WORK REQUIRED => Tally the lines that contain the string "avancés" and give the number by itself.
[Begin DATA LISTING]
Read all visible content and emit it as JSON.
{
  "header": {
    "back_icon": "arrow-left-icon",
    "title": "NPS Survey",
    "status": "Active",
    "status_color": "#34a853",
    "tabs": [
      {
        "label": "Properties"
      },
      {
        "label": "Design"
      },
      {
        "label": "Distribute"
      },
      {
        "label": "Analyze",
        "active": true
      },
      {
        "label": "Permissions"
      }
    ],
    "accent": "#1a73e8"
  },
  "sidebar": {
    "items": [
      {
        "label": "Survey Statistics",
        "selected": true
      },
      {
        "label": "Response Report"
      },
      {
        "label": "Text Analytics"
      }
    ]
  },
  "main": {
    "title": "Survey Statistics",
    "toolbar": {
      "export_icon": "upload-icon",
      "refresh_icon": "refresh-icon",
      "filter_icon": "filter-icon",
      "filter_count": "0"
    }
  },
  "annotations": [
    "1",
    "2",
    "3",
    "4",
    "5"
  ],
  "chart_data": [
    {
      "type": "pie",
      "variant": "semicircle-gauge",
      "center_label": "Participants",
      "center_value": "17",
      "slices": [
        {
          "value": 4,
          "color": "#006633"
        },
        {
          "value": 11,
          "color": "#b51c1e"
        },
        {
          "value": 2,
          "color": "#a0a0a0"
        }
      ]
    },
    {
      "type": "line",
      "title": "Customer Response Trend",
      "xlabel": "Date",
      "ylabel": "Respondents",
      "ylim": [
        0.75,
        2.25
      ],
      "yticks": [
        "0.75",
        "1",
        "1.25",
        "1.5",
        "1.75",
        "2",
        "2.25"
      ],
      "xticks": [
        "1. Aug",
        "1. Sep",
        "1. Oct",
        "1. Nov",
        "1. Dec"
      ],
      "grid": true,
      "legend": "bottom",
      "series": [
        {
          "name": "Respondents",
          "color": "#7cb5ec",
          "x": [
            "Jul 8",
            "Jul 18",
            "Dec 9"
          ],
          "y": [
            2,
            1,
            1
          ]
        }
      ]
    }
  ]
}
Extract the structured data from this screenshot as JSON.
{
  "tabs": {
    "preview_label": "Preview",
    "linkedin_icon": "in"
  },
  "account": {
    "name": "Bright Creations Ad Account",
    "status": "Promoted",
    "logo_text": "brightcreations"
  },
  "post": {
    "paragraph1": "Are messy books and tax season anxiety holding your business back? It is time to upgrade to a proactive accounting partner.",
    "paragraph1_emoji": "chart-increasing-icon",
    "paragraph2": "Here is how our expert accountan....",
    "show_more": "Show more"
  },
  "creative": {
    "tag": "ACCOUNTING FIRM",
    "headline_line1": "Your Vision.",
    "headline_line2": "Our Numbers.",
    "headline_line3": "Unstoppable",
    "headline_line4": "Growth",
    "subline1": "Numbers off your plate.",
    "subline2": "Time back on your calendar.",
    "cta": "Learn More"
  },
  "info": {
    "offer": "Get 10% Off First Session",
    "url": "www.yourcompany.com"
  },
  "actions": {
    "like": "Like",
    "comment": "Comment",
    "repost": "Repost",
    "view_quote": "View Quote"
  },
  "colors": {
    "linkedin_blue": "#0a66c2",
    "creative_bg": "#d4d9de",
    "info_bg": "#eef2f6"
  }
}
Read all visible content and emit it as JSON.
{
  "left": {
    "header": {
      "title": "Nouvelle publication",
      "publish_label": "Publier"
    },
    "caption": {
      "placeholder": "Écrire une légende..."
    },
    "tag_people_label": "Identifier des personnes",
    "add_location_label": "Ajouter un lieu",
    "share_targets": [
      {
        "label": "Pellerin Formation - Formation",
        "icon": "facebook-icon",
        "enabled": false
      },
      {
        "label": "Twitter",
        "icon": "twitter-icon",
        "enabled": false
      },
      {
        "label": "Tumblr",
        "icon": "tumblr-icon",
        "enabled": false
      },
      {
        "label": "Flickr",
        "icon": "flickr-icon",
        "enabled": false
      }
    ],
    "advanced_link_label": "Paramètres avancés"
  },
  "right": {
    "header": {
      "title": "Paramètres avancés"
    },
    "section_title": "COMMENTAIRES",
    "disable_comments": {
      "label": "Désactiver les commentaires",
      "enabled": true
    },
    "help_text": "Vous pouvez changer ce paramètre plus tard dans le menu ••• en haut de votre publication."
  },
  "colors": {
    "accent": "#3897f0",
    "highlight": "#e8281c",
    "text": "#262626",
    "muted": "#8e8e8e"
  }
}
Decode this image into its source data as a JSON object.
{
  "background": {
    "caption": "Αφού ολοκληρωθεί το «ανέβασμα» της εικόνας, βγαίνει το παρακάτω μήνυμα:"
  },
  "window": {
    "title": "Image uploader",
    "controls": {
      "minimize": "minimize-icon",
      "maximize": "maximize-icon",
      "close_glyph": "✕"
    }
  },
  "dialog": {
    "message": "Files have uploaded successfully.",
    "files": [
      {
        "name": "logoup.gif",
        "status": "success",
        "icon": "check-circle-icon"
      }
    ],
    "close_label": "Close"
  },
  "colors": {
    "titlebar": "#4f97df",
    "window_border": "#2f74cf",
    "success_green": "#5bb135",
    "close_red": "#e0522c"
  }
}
[End DATA LISTING]
EXERCISE SOLUTION => 2